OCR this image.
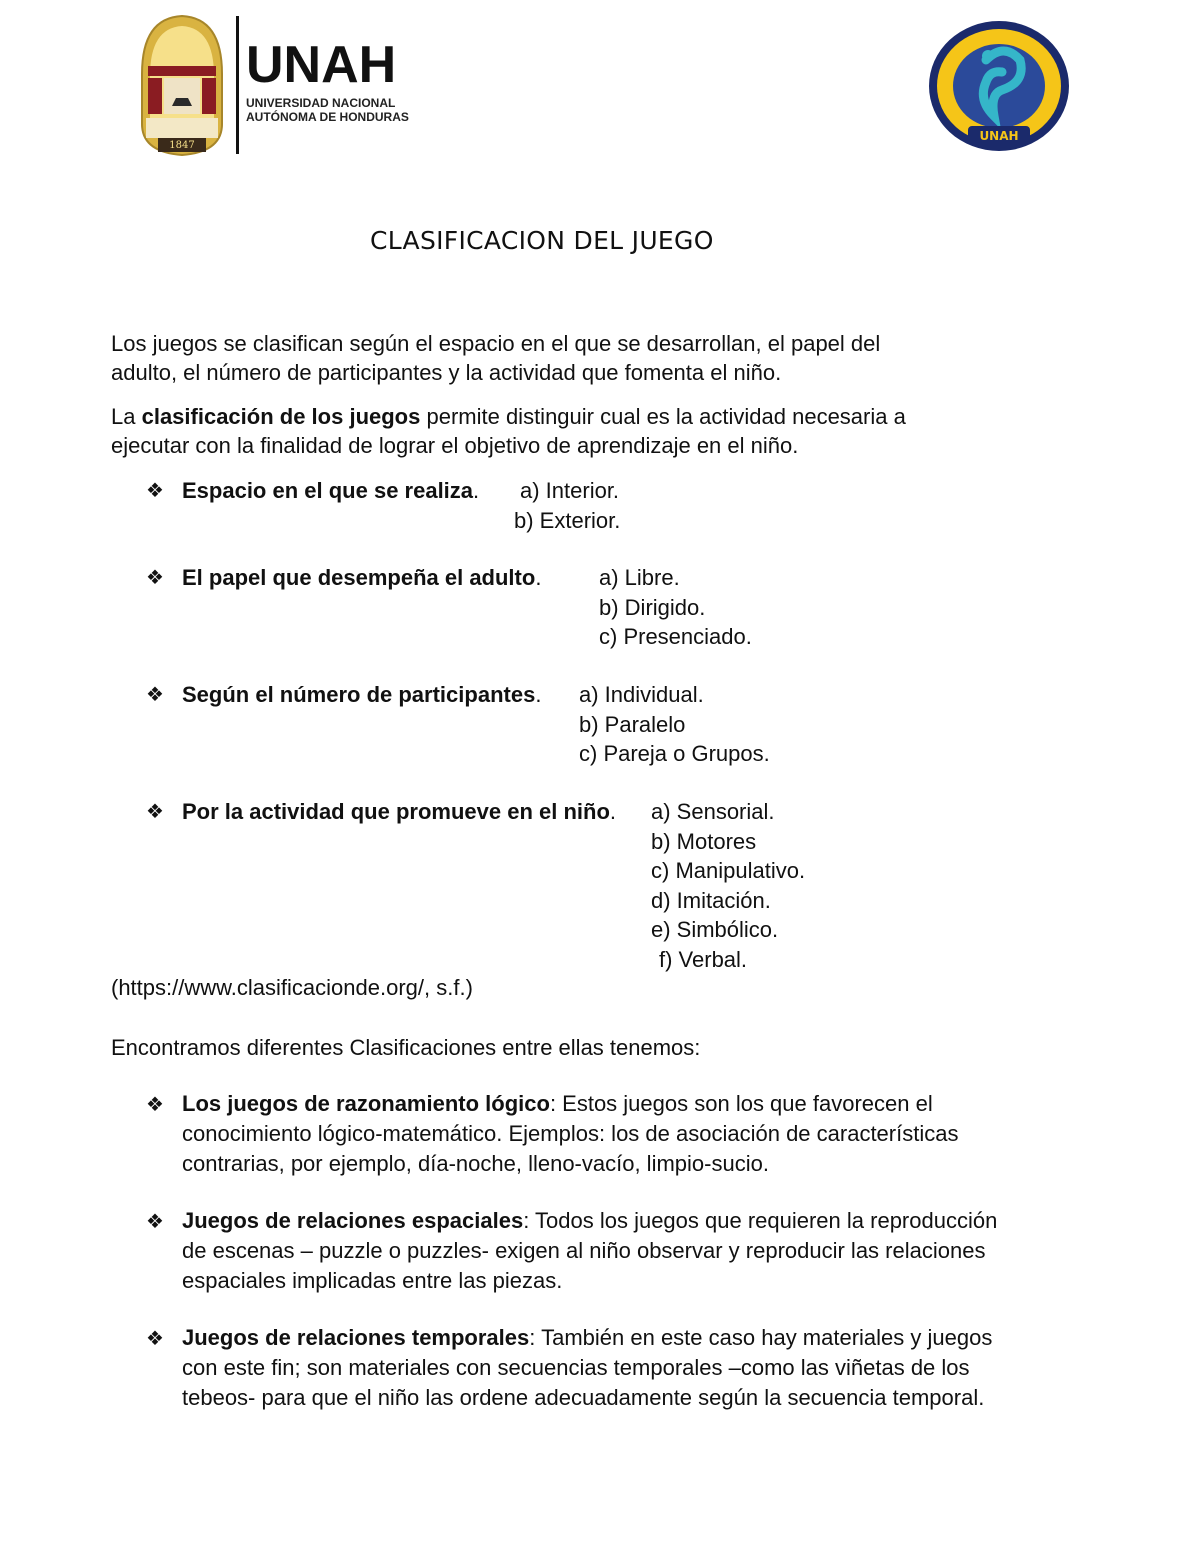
1847
UNAH
UNIVERSIDAD NACIONAL
AUTÓNOMA DE HONDURAS
UNAH
CLASIFICACION DEL JUEGO

Los juegos se clasifican según el espacio en el que se desarrollan, el papel del

adulto, el número de participantes y la actividad que fomenta el niño.

La clasificación de los juegos permite distinguir cual es la actividad necesaria a

ejecutar con la finalidad de lograr el objetivo de aprendizaje en el niño.

❖ Espacio en el que se realiza. a) Interior.
b) Exterior.
❖ El papel que desempeña el adulto.	a) Libre.
b) Dirigido.
c) Presenciado.
❖ Según el número de participantes. a) Individual.
b) Paralelo
c) Pareja o Grupos.
❖ Por la actividad que promueve en el niño. a) Sensorial.
b) Motores
c) Manipulativo.
d) Imitación.
e) Simbólico.
f) Verbal.

(https://www.clasificacionde.org/, s.f.)

Encontramos diferentes Clasificaciones entre ellas tenemos:

❖ Los juegos de razonamiento lógico: Estos juegos son los que favorecen el conocimiento lógico-matemático. Ejemplos: los de asociación de características contrarias, por ejemplo, día-noche, lleno-vacío, limpio-sucio.
❖ Juegos de relaciones espaciales: Todos los juegos que requieren la reproducción de escenas – puzzle o puzzles- exigen al niño observar y reproducir las relaciones espaciales implicadas entre las piezas.
❖ Juegos de relaciones temporales: También en este caso hay materiales y juegos con este fin; son materiales con secuencias temporales –como las viñetas de los tebeos- para que el niño las ordene adecuadamente según la secuencia temporal.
★ ★ ★
(Task instructions):
Reproduce each entry precisely. Leave the pictures out.

(The reply):
OCR this image.
1847
UNAH
UNIVERSIDAD NACIONAL
AUTÓNOMA DE HONDURAS
UNAH
CLASIFICACION DEL JUEGO

Los juegos se clasifican según el espacio en el que se desarrollan, el papel del

adulto, el número de participantes y la actividad que fomenta el niño.

La clasificación de los juegos permite distinguir cual es la actividad necesaria a

ejecutar con la finalidad de lograr el objetivo de aprendizaje en el niño.

❖ Espacio en el que se realiza. a) Interior.
b) Exterior.
❖ El papel que desempeña el adulto.	a) Libre.
b) Dirigido.
c) Presenciado.
❖ Según el número de participantes. a) Individual.
b) Paralelo
c) Pareja o Grupos.
❖ Por la actividad que promueve en el niño. a) Sensorial.
b) Motores
c) Manipulativo.
d) Imitación.
e) Simbólico.
f) Verbal.

(https://www.clasificacionde.org/, s.f.)

Encontramos diferentes Clasificaciones entre ellas tenemos:

❖ Los juegos de razonamiento lógico: Estos juegos son los que favorecen el conocimiento lógico-matemático. Ejemplos: los de asociación de características contrarias, por ejemplo, día-noche, lleno-vacío, limpio-sucio.
❖ Juegos de relaciones espaciales: Todos los juegos que requieren la reproducción de escenas – puzzle o puzzles- exigen al niño observar y reproducir las relaciones espaciales implicadas entre las piezas.
❖ Juegos de relaciones temporales: También en este caso hay materiales y juegos con este fin; son materiales con secuencias temporales –como las viñetas de los tebeos- para que el niño las ordene adecuadamente según la secuencia temporal.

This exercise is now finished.